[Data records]
==================================================

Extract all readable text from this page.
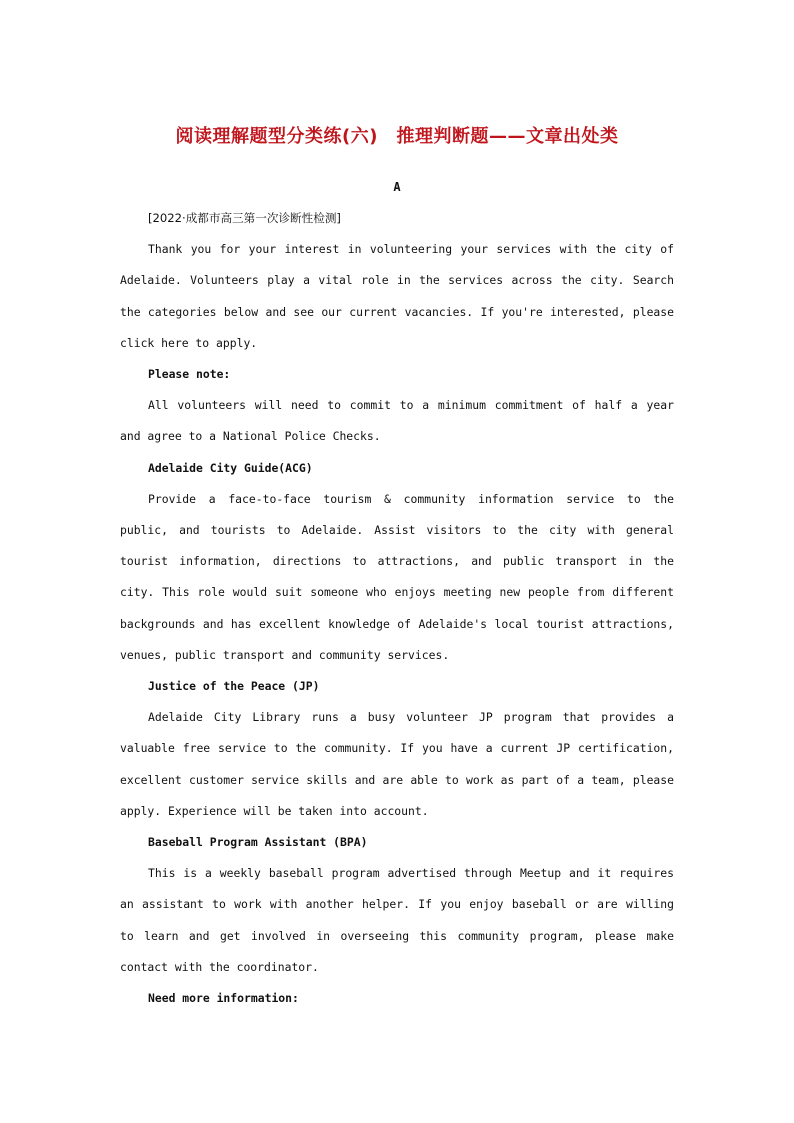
阅读理解题型分类练(六)　推理判断题——文章出处类
A

[2022·成都市高三第一次诊断性检测]

Thank you for your interest in volunteering your services with the city of Adelaide. Volunteers play a vital role in the services across the city. Search the categories below and see our current vacancies. If you're interested, please click here to apply.

Please note:

All volunteers will need to commit to a minimum commitment of half a year and agree to a National Police Checks.

Adelaide City Guide(ACG)

Provide a face-to-face tourism & community information service to the public, and tourists to Adelaide. Assist visitors to the city with general tourist information, directions to attractions, and public transport in the city. This role would suit someone who enjoys meeting new people from different backgrounds and has excellent knowledge of Adelaide's local tourist attractions, venues, public transport and community services.

Justice of the Peace (JP)

Adelaide City Library runs a busy volunteer JP program that provides a valuable free service to the community. If you have a current JP certification, excellent customer service skills and are able to work as part of a team, please apply. Experience will be taken into account.

Baseball Program Assistant (BPA)

This is a weekly baseball program advertised through Meetup and it requires an assistant to work with another helper. If you enjoy baseball or are willing to learn and get involved in overseeing this community program, please make contact with the coordinator.

Need more information:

==================================================

§ **Direction**
Give the data again exactly as written, with all pictures left out.

§ **Complete answer**
Extract all readable text from this page.
阅读理解题型分类练(六)　推理判断题——文章出处类
A

[2022·成都市高三第一次诊断性检测]

Thank you for your interest in volunteering your services with the city of Adelaide. Volunteers play a vital role in the services across the city. Search the categories below and see our current vacancies. If you're interested, please click here to apply.

Please note:

All volunteers will need to commit to a minimum commitment of half a year and agree to a National Police Checks.

Adelaide City Guide(ACG)

Provide a face-to-face tourism & community information service to the public, and tourists to Adelaide. Assist visitors to the city with general tourist information, directions to attractions, and public transport in the city. This role would suit someone who enjoys meeting new people from different backgrounds and has excellent knowledge of Adelaide's local tourist attractions, venues, public transport and community services.

Justice of the Peace (JP)

Adelaide City Library runs a busy volunteer JP program that provides a valuable free service to the community. If you have a current JP certification, excellent customer service skills and are able to work as part of a team, please apply. Experience will be taken into account.

Baseball Program Assistant (BPA)

This is a weekly baseball program advertised through Meetup and it requires an assistant to work with another helper. If you enjoy baseball or are willing to learn and get involved in overseeing this community program, please make contact with the coordinator.

Need more information:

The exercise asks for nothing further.